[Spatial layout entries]
════════════════════
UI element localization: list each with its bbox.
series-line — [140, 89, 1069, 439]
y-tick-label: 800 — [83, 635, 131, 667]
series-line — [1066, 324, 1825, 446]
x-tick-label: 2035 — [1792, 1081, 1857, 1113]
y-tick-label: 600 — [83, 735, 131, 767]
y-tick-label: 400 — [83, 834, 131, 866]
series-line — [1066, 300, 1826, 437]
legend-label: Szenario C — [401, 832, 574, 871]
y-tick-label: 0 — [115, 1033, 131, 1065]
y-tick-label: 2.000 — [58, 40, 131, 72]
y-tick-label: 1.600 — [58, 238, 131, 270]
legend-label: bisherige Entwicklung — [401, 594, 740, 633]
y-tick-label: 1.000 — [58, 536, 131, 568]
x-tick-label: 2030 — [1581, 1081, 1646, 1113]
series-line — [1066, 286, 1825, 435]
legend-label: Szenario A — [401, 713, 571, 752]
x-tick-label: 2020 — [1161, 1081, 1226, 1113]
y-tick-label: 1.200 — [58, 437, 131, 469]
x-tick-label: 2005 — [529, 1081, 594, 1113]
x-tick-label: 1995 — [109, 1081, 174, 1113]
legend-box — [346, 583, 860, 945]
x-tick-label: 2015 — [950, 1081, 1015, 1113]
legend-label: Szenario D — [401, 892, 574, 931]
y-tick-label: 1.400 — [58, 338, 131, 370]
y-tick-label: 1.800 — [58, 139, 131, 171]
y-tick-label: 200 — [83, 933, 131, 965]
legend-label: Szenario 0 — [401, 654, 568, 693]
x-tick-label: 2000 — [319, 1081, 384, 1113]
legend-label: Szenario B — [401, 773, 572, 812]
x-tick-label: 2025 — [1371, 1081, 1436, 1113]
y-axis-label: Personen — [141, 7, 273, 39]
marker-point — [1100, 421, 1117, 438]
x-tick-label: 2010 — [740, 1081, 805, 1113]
════════════════════
Rewrite the items from the first line through the line containing "series-line — [1066, 286, 1825, 435]", both ends included, changing every "series-line" to "data-series" and leaving everything else as it stands.

UI element localization: list each with its bbox.
data-series — [140, 89, 1069, 439]
y-tick-label: 800 — [83, 635, 131, 667]
data-series — [1066, 324, 1825, 446]
x-tick-label: 2035 — [1792, 1081, 1857, 1113]
y-tick-label: 600 — [83, 735, 131, 767]
y-tick-label: 400 — [83, 834, 131, 866]
data-series — [1066, 300, 1826, 437]
legend-label: Szenario C — [401, 832, 574, 871]
y-tick-label: 0 — [115, 1033, 131, 1065]
y-tick-label: 2.000 — [58, 40, 131, 72]
y-tick-label: 1.600 — [58, 238, 131, 270]
legend-label: bisherige Entwicklung — [401, 594, 740, 633]
y-tick-label: 1.000 — [58, 536, 131, 568]
x-tick-label: 2030 — [1581, 1081, 1646, 1113]
data-series — [1066, 286, 1825, 435]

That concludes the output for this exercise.